- OBJETIVO INDICADO
Indica qué lugar de Irlanda sirve de escenario a la escena final de El despertar de la fuerza, según el texto sobre Irlanda y Star Wars.

Uno de los rincones más bellos e inaccesibles de Irlanda se ha hecho famoso gracias a Star Wars.

Uno de los rincones más bellos e inaccesibles de Irlanda se ha hecho famoso gracias a Star Wars.
Skellig Michael, la Irlanda de Star Wars

El día que vi en el cine la última entrega de Star Wars, El despertar de la fuerza, quedé impresionado por el escenario en el que transcurría la escena final de la película. Esa isla lejana, en el último confín de la galaxia, con un paisaje alucinante y tan remota como para ser el escondite de un Jedi.

Enseguida pensé que se trataba de algún punto de Irlanda, había algo familiar en aquel lugar, pero también pensé que seguramente el paisaje natural había sido modificado con algunos efectos de imagen para hacerlo más espectacular.

Salir del cine y googlear fue todo uno y rápidamente el móvil me dio respuestas: sí, era un lugar de Irlanda, Skellig Michael; y no, no había, al menos por las fotos que se veían, ningún efecto digital, el lugar era tal y como lo sacaba J. J. Abrams en la pantalla. Lo siguiente que pensé, obviamente, fue "tengo que ir allí".

- MATERIAL PROPORCIONADO
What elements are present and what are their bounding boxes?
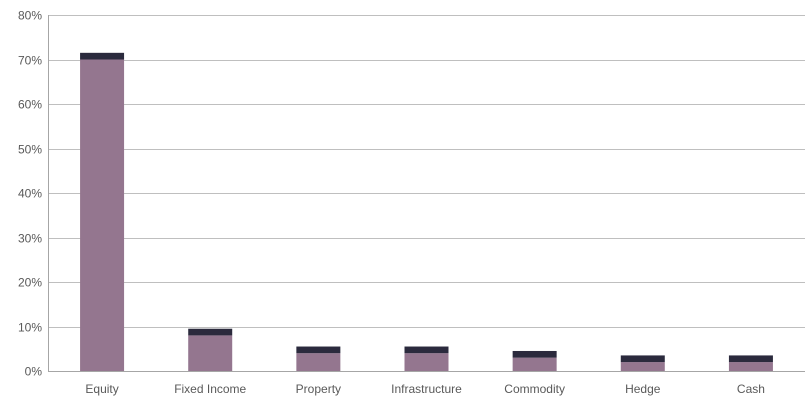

- RESPUESTA ESCRITA
Skellig Michael.